Copy the lines below as they are; omit the images they contain.

-=-=-

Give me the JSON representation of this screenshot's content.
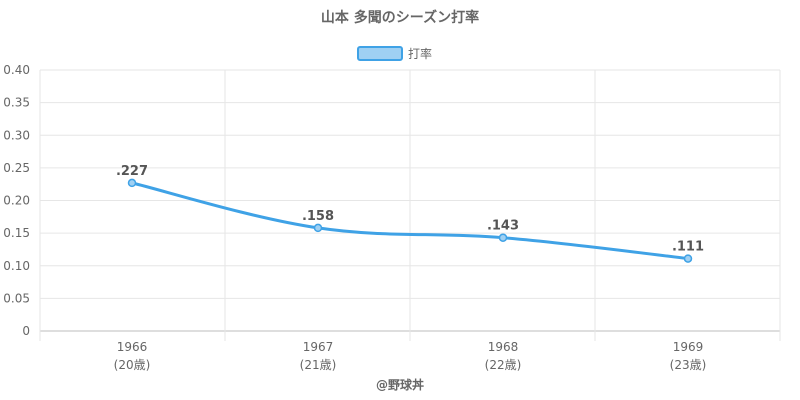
{
  "chart_data": {
    "type": "line",
    "title": "山本 多聞のシーズン打率",
    "legend": {
      "label": "打率",
      "position": "top"
    },
    "categories": [
      "1966",
      "1967",
      "1968",
      "1969"
    ],
    "category_sublabels": [
      "(20歳)",
      "(21歳)",
      "(22歳)",
      "(23歳)"
    ],
    "series": [
      {
        "name": "打率",
        "values": [
          0.227,
          0.158,
          0.143,
          0.111
        ],
        "labels": [
          ".227",
          ".158",
          ".143",
          ".111"
        ]
      }
    ],
    "ylim": [
      0,
      0.4
    ],
    "yticks": [
      "0",
      "0.05",
      "0.10",
      "0.15",
      "0.20",
      "0.25",
      "0.30",
      "0.35",
      "0.40"
    ],
    "grid": true,
    "colors": {
      "line": "#3fa2e6",
      "fill": "#9fd0f3",
      "grid": "#e6e6e6"
    }
  },
  "footer": "@野球丼"
}
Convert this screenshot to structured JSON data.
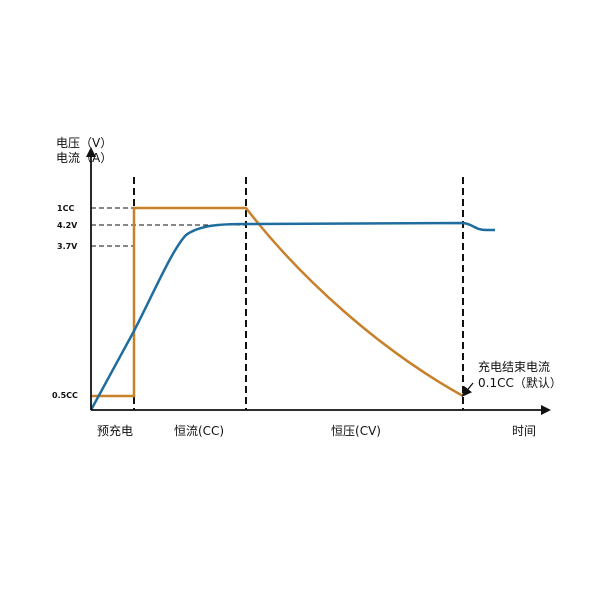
{
  "chart_data": {
    "type": "line",
    "title": "",
    "y_axis_label_line1": "电压（V）",
    "y_axis_label_line2": "电流（A）",
    "x_axis_label": "时间",
    "y_ticks": [
      "1CC",
      "4.2V",
      "3.7V",
      "0.5CC"
    ],
    "phases": [
      "预充电",
      "恒流(CC)",
      "恒压(CV)"
    ],
    "annotation_line1": "充电结束电流",
    "annotation_line2": "0.1CC（默认）",
    "colors": {
      "current": "#c8802a",
      "voltage": "#1f6d9f",
      "axis": "#111111"
    }
  }
}
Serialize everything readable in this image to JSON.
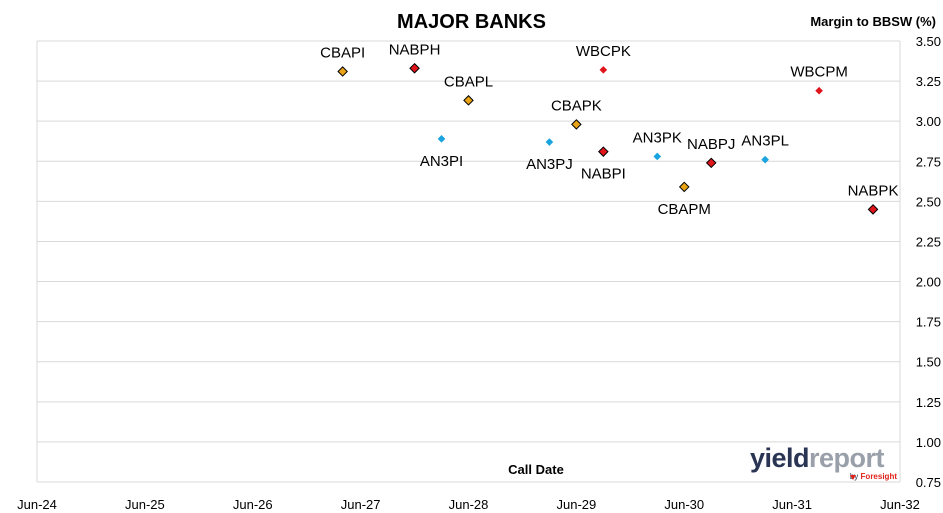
{
  "chart_data": {
    "type": "scatter",
    "title": "MAJOR BANKS",
    "ylabel": "Margin to BBSW (%)",
    "xlabel": "Call Date",
    "x_ticks": [
      "Jun-24",
      "Jun-25",
      "Jun-26",
      "Jun-27",
      "Jun-28",
      "Jun-29",
      "Jun-30",
      "Jun-31",
      "Jun-32"
    ],
    "y_ticks": [
      "0.75",
      "1.00",
      "1.25",
      "1.50",
      "1.75",
      "2.00",
      "2.25",
      "2.50",
      "2.75",
      "3.00",
      "3.25",
      "3.50"
    ],
    "xlim": [
      "2024-06",
      "2032-06"
    ],
    "ylim": [
      0.75,
      3.5
    ],
    "y_axis_position": "right",
    "grid": "horizontal",
    "marker": "diamond",
    "points": [
      {
        "label": "CBAPI",
        "x": "2027-04",
        "y": 3.31,
        "color": "#e8a317",
        "outline": true,
        "label_pos": "above"
      },
      {
        "label": "NABPH",
        "x": "2027-12",
        "y": 3.33,
        "color": "#e0151b",
        "outline": true,
        "label_pos": "above"
      },
      {
        "label": "CBAPL",
        "x": "2028-06",
        "y": 3.13,
        "color": "#e8a317",
        "outline": true,
        "label_pos": "above"
      },
      {
        "label": "AN3PI",
        "x": "2028-03",
        "y": 2.89,
        "color": "#19a3e0",
        "outline": false,
        "label_pos": "below"
      },
      {
        "label": "AN3PJ",
        "x": "2029-03",
        "y": 2.87,
        "color": "#19a3e0",
        "outline": false,
        "label_pos": "below"
      },
      {
        "label": "CBAPK",
        "x": "2029-06",
        "y": 2.98,
        "color": "#e8a317",
        "outline": true,
        "label_pos": "above"
      },
      {
        "label": "WBCPK",
        "x": "2029-09",
        "y": 3.32,
        "color": "#e0151b",
        "outline": false,
        "label_pos": "above"
      },
      {
        "label": "NABPI",
        "x": "2029-09",
        "y": 2.81,
        "color": "#e0151b",
        "outline": true,
        "label_pos": "below"
      },
      {
        "label": "AN3PK",
        "x": "2030-03",
        "y": 2.78,
        "color": "#19a3e0",
        "outline": false,
        "label_pos": "above"
      },
      {
        "label": "CBAPM",
        "x": "2030-06",
        "y": 2.59,
        "color": "#e8a317",
        "outline": true,
        "label_pos": "below"
      },
      {
        "label": "NABPJ",
        "x": "2030-09",
        "y": 2.74,
        "color": "#e0151b",
        "outline": true,
        "label_pos": "above"
      },
      {
        "label": "AN3PL",
        "x": "2031-03",
        "y": 2.76,
        "color": "#19a3e0",
        "outline": false,
        "label_pos": "above"
      },
      {
        "label": "WBCPM",
        "x": "2031-09",
        "y": 3.19,
        "color": "#e0151b",
        "outline": false,
        "label_pos": "above"
      },
      {
        "label": "NABPK",
        "x": "2032-03",
        "y": 2.45,
        "color": "#e0151b",
        "outline": true,
        "label_pos": "above"
      }
    ]
  },
  "brand": {
    "part1": "yield",
    "part2": "report",
    "sub_prefix": "by",
    "sub_name": "Foresight"
  }
}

-=-=-

* **EXERCISE RESULT**
Give me the JSON representation of this screenshot's content.
{
  "chart_data": {
    "type": "line",
    "title": "山本 多聞のシーズン打率",
    "legend": {
      "label": "打率",
      "position": "top"
    },
    "categories": [
      "1966",
      "1967",
      "1968",
      "1969"
    ],
    "category_sublabels": [
      "(20歳)",
      "(21歳)",
      "(22歳)",
      "(23歳)"
    ],
    "series": [
      {
        "name": "打率",
        "values": [
          0.227,
          0.158,
          0.143,
          0.111
        ],
        "labels": [
          ".227",
          ".158",
          ".143",
          ".111"
        ]
      }
    ],
    "ylim": [
      0,
      0.4
    ],
    "yticks": [
      "0",
      "0.05",
      "0.10",
      "0.15",
      "0.20",
      "0.25",
      "0.30",
      "0.35",
      "0.40"
    ],
    "grid": true,
    "colors": {
      "line": "#3fa2e6",
      "fill": "#9fd0f3",
      "grid": "#e6e6e6"
    }
  },
  "footer": "@野球丼"
}
Convert this screenshot to structured JSON data.
{
  "chart_data": {
    "type": "line",
    "title": "",
    "y_axis_label_line1": "电压（V）",
    "y_axis_label_line2": "电流（A）",
    "x_axis_label": "时间",
    "y_ticks": [
      "1CC",
      "4.2V",
      "3.7V",
      "0.5CC"
    ],
    "phases": [
      "预充电",
      "恒流(CC)",
      "恒压(CV)"
    ],
    "annotation_line1": "充电结束电流",
    "annotation_line2": "0.1CC（默认）",
    "colors": {
      "current": "#c8802a",
      "voltage": "#1f6d9f",
      "axis": "#111111"
    }
  }
}
Serialize everything readable in this image to JSON.
{
  "chart_data": {
    "type": "scatter",
    "title": "MAJOR BANKS",
    "ylabel": "Margin to BBSW (%)",
    "xlabel": "Call Date",
    "x_ticks": [
      "Jun-24",
      "Jun-25",
      "Jun-26",
      "Jun-27",
      "Jun-28",
      "Jun-29",
      "Jun-30",
      "Jun-31",
      "Jun-32"
    ],
    "y_ticks": [
      "0.75",
      "1.00",
      "1.25",
      "1.50",
      "1.75",
      "2.00",
      "2.25",
      "2.50",
      "2.75",
      "3.00",
      "3.25",
      "3.50"
    ],
    "xlim": [
      "2024-06",
      "2032-06"
    ],
    "ylim": [
      0.75,
      3.5
    ],
    "y_axis_position": "right",
    "grid": "horizontal",
    "marker": "diamond",
    "points": [
      {
        "label": "CBAPI",
        "x": "2027-04",
        "y": 3.31,
        "color": "#e8a317",
        "outline": true,
        "label_pos": "above"
      },
      {
        "label": "NABPH",
        "x": "2027-12",
        "y": 3.33,
        "color": "#e0151b",
        "outline": true,
        "label_pos": "above"
      },
      {
        "label": "CBAPL",
        "x": "2028-06",
        "y": 3.13,
        "color": "#e8a317",
        "outline": true,
        "label_pos": "above"
      },
      {
        "label": "AN3PI",
        "x": "2028-03",
        "y": 2.89,
        "color": "#19a3e0",
        "outline": false,
        "label_pos": "below"
      },
      {
        "label": "AN3PJ",
        "x": "2029-03",
        "y": 2.87,
        "color": "#19a3e0",
        "outline": false,
        "label_pos": "below"
      },
      {
        "label": "CBAPK",
        "x": "2029-06",
        "y": 2.98,
        "color": "#e8a317",
        "outline": true,
        "label_pos": "above"
      },
      {
        "label": "WBCPK",
        "x": "2029-09",
        "y": 3.32,
        "color": "#e0151b",
        "outline": false,
        "label_pos": "above"
      },
      {
        "label": "NABPI",
        "x": "2029-09",
        "y": 2.81,
        "color": "#e0151b",
        "outline": true,
        "label_pos": "below"
      },
      {
        "label": "AN3PK",
        "x": "2030-03",
        "y": 2.78,
        "color": "#19a3e0",
        "outline": false,
        "label_pos": "above"
      },
      {
        "label": "CBAPM",
        "x": "2030-06",
        "y": 2.59,
        "color": "#e8a317",
        "outline": true,
        "label_pos": "below"
      },
      {
        "label": "NABPJ",
        "x": "2030-09",
        "y": 2.74,
        "color": "#e0151b",
        "outline": true,
        "label_pos": "above"
      },
      {
        "label": "AN3PL",
        "x": "2031-03",
        "y": 2.76,
        "color": "#19a3e0",
        "outline": false,
        "label_pos": "above"
      },
      {
        "label": "WBCPM",
        "x": "2031-09",
        "y": 3.19,
        "color": "#e0151b",
        "outline": false,
        "label_pos": "above"
      },
      {
        "label": "NABPK",
        "x": "2032-03",
        "y": 2.45,
        "color": "#e0151b",
        "outline": true,
        "label_pos": "above"
      }
    ]
  },
  "brand": {
    "part1": "yield",
    "part2": "report",
    "sub_prefix": "by",
    "sub_name": "Foresight"
  }
}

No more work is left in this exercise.